Exercise » Whenever a line below holds the word "speichern", copy that line.

begin Data shown

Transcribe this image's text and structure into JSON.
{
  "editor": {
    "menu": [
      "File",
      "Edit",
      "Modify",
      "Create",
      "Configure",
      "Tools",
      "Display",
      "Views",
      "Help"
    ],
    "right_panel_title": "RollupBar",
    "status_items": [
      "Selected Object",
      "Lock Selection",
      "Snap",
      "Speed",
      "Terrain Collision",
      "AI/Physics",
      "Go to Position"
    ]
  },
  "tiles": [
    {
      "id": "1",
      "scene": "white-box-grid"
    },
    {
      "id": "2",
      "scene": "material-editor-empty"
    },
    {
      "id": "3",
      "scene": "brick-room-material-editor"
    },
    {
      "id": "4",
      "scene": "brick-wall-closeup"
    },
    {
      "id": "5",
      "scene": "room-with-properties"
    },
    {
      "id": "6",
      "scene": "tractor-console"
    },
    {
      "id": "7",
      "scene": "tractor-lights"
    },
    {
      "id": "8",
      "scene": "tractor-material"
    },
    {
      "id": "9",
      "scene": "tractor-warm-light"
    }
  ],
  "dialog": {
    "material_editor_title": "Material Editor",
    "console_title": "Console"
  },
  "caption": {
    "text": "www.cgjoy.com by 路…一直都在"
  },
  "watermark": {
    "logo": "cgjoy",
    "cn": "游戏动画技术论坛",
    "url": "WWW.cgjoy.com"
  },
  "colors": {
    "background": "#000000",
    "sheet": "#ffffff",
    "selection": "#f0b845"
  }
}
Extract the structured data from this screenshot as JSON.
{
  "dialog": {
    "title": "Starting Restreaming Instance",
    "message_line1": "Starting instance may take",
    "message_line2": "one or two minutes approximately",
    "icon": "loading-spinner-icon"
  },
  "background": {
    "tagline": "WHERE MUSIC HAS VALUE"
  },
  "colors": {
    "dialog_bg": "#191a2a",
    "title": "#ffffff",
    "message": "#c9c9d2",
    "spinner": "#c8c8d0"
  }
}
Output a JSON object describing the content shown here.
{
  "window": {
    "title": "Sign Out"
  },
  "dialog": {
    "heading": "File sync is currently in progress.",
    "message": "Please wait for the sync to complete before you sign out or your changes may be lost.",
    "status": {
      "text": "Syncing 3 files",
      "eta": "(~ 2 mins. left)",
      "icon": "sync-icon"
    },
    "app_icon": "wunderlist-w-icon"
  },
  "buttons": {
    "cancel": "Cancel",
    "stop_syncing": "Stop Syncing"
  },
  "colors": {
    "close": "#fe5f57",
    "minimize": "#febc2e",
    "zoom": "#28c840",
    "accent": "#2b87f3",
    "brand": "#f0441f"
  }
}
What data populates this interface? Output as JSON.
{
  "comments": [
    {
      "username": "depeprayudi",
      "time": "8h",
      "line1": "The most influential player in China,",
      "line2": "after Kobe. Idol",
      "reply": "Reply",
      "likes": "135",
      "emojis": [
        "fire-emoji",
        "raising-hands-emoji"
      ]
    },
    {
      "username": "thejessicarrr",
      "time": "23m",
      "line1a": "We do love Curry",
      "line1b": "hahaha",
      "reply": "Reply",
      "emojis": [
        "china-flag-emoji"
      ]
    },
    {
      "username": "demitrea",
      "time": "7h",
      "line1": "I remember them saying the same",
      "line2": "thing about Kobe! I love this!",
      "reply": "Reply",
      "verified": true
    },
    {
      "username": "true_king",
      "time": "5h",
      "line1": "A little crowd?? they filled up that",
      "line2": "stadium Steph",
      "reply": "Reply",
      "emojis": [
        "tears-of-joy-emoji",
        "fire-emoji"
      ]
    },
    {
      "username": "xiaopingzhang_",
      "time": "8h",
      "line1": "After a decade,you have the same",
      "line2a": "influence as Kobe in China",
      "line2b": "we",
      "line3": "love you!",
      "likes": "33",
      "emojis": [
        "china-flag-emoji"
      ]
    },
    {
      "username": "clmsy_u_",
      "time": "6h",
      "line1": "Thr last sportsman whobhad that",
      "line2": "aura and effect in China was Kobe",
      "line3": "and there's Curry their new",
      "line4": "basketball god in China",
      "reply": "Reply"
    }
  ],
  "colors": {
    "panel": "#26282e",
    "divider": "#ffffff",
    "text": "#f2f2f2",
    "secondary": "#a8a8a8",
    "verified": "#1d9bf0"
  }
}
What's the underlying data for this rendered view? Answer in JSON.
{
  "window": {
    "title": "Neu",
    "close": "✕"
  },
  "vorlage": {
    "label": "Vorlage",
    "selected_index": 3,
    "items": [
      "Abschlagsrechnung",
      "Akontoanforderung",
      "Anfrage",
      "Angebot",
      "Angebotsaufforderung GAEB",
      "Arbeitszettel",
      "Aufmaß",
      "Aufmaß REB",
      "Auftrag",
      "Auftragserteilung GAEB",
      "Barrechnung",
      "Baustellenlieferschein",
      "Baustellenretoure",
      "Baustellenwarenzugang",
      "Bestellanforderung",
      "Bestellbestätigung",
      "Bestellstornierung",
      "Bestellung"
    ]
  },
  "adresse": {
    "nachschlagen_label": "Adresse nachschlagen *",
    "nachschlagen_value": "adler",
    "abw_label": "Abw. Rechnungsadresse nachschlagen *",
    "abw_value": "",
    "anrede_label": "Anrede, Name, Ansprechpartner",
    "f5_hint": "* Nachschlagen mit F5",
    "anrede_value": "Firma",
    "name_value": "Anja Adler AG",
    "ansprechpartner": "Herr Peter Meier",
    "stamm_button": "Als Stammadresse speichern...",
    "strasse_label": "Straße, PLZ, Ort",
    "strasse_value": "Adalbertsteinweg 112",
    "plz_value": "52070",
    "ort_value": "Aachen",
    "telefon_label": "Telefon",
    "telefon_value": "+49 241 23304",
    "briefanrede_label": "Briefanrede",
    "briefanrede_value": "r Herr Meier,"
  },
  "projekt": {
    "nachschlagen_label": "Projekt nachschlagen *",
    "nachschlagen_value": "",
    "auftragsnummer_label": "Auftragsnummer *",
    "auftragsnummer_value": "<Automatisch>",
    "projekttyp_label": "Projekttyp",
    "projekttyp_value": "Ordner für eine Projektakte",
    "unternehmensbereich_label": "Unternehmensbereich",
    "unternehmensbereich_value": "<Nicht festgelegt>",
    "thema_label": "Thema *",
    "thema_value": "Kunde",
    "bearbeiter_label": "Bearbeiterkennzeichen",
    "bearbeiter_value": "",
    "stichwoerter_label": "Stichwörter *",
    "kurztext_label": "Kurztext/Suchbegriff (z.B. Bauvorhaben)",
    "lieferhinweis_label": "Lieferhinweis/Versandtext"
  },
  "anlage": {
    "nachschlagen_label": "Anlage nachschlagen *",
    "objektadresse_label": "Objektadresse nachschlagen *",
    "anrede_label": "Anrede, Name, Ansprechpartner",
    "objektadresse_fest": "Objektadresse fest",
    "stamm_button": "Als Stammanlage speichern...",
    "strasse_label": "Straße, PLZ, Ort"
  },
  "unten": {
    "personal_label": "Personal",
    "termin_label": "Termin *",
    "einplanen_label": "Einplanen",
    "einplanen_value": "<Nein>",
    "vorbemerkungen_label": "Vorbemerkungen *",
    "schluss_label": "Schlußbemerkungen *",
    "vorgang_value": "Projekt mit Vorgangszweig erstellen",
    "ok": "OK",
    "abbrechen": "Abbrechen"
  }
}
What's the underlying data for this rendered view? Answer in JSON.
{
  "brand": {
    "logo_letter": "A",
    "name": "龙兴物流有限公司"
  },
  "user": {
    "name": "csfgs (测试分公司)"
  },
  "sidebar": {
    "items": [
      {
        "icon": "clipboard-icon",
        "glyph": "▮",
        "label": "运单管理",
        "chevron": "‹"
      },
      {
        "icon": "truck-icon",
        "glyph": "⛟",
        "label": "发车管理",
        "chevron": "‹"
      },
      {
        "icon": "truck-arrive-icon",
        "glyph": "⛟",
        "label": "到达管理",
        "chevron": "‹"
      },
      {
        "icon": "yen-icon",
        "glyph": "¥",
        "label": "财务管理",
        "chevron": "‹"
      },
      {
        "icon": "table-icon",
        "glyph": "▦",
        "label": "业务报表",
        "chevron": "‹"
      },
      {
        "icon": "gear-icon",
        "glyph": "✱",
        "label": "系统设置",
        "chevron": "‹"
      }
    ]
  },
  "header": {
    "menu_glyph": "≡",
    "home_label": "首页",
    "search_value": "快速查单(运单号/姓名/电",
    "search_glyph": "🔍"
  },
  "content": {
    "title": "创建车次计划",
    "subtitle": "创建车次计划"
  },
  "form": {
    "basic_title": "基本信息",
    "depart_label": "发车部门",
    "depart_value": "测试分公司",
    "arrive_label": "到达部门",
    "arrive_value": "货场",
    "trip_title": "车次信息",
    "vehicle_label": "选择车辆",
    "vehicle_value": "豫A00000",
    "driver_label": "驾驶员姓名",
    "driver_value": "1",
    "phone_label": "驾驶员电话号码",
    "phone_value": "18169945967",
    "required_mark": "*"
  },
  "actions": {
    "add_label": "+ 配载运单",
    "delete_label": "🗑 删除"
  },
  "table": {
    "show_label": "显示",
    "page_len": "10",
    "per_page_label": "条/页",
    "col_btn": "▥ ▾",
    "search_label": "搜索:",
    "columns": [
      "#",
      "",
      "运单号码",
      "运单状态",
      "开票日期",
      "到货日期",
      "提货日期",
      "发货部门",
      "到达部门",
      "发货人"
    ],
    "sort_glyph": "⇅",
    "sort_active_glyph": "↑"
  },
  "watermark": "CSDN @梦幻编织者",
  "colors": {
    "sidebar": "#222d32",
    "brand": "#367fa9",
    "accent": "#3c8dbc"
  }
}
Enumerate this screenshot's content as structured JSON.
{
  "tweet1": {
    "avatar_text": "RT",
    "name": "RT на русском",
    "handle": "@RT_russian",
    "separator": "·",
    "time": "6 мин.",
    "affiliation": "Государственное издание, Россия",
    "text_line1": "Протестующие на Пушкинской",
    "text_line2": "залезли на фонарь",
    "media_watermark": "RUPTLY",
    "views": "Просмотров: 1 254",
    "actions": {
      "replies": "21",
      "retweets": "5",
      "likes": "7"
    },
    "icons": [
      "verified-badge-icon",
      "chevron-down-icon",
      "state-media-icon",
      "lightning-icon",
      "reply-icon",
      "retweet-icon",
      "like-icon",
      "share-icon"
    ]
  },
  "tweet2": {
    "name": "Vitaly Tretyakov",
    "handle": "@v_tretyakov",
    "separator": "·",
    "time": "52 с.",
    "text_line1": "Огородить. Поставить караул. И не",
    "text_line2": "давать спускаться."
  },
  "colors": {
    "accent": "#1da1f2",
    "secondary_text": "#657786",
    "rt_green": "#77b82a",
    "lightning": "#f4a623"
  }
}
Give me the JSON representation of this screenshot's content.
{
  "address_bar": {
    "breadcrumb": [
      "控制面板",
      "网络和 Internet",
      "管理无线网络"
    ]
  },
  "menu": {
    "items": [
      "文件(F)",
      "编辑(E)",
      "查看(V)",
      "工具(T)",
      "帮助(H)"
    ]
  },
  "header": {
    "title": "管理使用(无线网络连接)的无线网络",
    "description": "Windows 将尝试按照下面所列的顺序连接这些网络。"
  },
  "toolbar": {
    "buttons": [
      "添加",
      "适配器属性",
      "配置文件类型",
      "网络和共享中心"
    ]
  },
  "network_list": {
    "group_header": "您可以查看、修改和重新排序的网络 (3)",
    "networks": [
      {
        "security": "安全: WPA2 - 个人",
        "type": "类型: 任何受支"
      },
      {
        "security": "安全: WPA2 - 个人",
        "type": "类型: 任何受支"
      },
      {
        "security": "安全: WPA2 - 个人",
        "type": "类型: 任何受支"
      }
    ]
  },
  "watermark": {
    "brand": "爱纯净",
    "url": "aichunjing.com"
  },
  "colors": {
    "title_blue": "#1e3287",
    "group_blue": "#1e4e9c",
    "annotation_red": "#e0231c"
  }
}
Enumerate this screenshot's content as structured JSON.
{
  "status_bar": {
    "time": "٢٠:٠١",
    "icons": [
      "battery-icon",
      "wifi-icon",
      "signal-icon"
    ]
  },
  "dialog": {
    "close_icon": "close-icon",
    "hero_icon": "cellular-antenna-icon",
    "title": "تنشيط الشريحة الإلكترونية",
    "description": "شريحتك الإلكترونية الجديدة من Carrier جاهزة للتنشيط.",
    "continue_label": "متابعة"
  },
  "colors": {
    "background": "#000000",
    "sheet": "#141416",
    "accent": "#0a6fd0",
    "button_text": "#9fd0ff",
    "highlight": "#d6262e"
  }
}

end Data shown

Solved problem »
    "stamm_button": "Als Stammadresse speichern...",
    "stamm_button": "Als Stammanlage speichern...",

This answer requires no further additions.